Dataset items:
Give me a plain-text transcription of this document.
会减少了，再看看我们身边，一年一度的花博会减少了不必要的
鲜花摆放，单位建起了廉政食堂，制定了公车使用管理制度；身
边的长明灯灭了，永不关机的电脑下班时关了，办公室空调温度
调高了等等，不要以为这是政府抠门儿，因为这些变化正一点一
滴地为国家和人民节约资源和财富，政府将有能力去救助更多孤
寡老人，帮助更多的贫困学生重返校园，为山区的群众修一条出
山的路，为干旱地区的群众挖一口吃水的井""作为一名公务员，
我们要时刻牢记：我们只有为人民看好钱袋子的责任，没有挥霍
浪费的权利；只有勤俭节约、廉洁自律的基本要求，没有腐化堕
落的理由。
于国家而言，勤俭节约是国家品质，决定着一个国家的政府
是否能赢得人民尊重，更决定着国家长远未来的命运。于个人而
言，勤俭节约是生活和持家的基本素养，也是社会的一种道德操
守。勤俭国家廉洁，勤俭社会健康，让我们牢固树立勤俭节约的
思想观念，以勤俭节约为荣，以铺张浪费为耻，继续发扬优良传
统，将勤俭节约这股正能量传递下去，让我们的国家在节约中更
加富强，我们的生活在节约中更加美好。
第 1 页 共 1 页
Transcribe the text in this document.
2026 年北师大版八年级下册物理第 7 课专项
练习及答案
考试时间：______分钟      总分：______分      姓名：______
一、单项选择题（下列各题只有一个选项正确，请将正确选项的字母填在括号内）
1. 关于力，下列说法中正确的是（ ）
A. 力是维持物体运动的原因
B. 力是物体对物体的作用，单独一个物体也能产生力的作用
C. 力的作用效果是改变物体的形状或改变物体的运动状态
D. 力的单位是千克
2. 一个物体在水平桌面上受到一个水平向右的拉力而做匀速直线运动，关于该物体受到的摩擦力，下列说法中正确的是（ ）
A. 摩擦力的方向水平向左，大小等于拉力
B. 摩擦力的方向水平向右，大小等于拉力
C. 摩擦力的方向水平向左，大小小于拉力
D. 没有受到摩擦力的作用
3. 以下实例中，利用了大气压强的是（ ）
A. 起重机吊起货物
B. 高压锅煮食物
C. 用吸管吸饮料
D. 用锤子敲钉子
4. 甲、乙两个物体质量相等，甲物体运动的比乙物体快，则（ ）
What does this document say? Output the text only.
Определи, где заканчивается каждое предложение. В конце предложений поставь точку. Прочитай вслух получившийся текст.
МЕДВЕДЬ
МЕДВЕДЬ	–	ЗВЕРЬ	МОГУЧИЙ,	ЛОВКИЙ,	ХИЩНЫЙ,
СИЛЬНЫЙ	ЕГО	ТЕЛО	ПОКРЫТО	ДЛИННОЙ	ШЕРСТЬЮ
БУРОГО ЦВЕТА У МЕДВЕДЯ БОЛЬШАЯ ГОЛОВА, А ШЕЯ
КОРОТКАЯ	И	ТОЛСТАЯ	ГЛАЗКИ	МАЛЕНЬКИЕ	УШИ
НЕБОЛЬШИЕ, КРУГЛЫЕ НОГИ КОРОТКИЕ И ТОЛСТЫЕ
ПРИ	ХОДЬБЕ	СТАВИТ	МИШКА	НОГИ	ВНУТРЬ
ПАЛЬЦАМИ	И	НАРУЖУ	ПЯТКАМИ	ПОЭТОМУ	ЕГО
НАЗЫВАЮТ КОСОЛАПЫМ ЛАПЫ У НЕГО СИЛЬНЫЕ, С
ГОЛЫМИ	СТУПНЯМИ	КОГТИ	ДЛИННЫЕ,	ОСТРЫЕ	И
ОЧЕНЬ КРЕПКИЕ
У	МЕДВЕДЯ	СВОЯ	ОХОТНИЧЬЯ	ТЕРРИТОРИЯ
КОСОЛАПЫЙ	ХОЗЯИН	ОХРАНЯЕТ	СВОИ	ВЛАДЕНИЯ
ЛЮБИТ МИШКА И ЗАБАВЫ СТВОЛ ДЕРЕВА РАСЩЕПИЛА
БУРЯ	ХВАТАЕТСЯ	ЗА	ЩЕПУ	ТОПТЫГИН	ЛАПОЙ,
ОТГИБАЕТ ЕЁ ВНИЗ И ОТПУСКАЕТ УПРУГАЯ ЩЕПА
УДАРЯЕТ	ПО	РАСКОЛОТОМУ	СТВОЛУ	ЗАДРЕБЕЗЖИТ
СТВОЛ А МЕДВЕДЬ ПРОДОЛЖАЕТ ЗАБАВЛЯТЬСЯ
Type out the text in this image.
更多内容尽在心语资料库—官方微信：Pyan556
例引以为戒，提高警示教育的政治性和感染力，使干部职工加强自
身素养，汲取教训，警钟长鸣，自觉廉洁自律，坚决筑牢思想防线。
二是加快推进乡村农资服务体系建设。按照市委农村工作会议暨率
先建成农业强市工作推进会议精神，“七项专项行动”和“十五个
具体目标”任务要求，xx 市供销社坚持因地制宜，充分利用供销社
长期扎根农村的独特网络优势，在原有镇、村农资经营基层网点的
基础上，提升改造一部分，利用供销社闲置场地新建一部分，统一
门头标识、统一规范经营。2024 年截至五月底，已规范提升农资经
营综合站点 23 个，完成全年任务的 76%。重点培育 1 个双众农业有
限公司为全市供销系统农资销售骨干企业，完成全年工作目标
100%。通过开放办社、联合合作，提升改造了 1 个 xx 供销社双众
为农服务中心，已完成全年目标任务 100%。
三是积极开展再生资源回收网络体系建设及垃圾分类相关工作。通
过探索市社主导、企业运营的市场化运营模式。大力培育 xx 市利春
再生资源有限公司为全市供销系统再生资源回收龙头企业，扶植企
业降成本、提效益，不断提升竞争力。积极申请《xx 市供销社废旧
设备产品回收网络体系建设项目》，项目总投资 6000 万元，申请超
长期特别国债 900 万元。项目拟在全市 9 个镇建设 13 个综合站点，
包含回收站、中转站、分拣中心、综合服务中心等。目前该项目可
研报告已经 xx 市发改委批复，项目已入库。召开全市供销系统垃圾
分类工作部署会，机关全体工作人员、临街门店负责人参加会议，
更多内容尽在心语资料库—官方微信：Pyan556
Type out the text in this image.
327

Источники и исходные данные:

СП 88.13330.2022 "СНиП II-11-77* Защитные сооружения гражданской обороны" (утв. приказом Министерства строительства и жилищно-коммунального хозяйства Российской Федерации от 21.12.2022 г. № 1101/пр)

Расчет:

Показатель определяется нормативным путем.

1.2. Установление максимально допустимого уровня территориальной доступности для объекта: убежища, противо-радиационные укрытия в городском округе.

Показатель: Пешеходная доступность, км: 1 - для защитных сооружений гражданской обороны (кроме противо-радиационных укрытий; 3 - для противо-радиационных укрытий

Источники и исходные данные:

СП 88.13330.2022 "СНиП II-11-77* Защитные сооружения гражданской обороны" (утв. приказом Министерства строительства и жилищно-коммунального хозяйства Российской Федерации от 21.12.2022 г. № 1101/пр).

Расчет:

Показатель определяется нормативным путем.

WHAT YOU HAVE TO DO: Pick each line holding the word "Защитные" out of the data and copy it.

REPLY TO THE EXERCISE:
СП 88.13330.2022 "СНиП II-11-77* Защитные сооружения гражданской обороны" (утв. приказом Министерства строительства и жилищно-коммунального хозяйства Российской Федерации от 21.12.2022 г. № 1101/пр)
СП 88.13330.2022 "СНиП II-11-77* Защитные сооружения гражданской обороны" (утв. приказом Министерства строительства и жилищно-коммунального хозяйства Российской Федерации от 21.12.2022 г. № 1101/пр).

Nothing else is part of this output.